[A run of records]
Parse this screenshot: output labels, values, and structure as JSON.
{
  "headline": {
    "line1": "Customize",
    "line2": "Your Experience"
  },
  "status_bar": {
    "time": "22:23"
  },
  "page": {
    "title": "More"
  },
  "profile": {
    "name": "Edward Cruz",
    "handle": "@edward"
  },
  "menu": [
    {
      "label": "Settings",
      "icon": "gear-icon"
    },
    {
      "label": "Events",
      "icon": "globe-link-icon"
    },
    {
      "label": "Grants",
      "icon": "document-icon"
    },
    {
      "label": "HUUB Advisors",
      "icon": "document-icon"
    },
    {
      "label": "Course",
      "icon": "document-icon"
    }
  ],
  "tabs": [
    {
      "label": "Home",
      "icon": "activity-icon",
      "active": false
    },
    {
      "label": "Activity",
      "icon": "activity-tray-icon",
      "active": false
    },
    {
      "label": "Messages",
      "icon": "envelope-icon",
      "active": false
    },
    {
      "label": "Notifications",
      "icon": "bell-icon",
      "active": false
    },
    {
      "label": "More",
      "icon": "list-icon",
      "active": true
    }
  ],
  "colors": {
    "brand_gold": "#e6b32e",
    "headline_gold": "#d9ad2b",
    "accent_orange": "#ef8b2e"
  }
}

**WRITTEN PROBLEM**
Reproduce each line verbatim.

**RESPONSE TO THIS TASK**
Parse this screenshot: output labels, values, and structure as JSON.
{
  "headline": {
    "line1": "Customize",
    "line2": "Your Experience"
  },
  "status_bar": {
    "time": "22:23"
  },
  "page": {
    "title": "More"
  },
  "profile": {
    "name": "Edward Cruz",
    "handle": "@edward"
  },
  "menu": [
    {
      "label": "Settings",
      "icon": "gear-icon"
    },
    {
      "label": "Events",
      "icon": "globe-link-icon"
    },
    {
      "label": "Grants",
      "icon": "document-icon"
    },
    {
      "label": "HUUB Advisors",
      "icon": "document-icon"
    },
    {
      "label": "Course",
      "icon": "document-icon"
    }
  ],
  "tabs": [
    {
      "label": "Home",
      "icon": "activity-icon",
      "active": false
    },
    {
      "label": "Activity",
      "icon": "activity-tray-icon",
      "active": false
    },
    {
      "label": "Messages",
      "icon": "envelope-icon",
      "active": false
    },
    {
      "label": "Notifications",
      "icon": "bell-icon",
      "active": false
    },
    {
      "label": "More",
      "icon": "list-icon",
      "active": true
    }
  ],
  "colors": {
    "brand_gold": "#e6b32e",
    "headline_gold": "#d9ad2b",
    "accent_orange": "#ef8b2e"
  }
}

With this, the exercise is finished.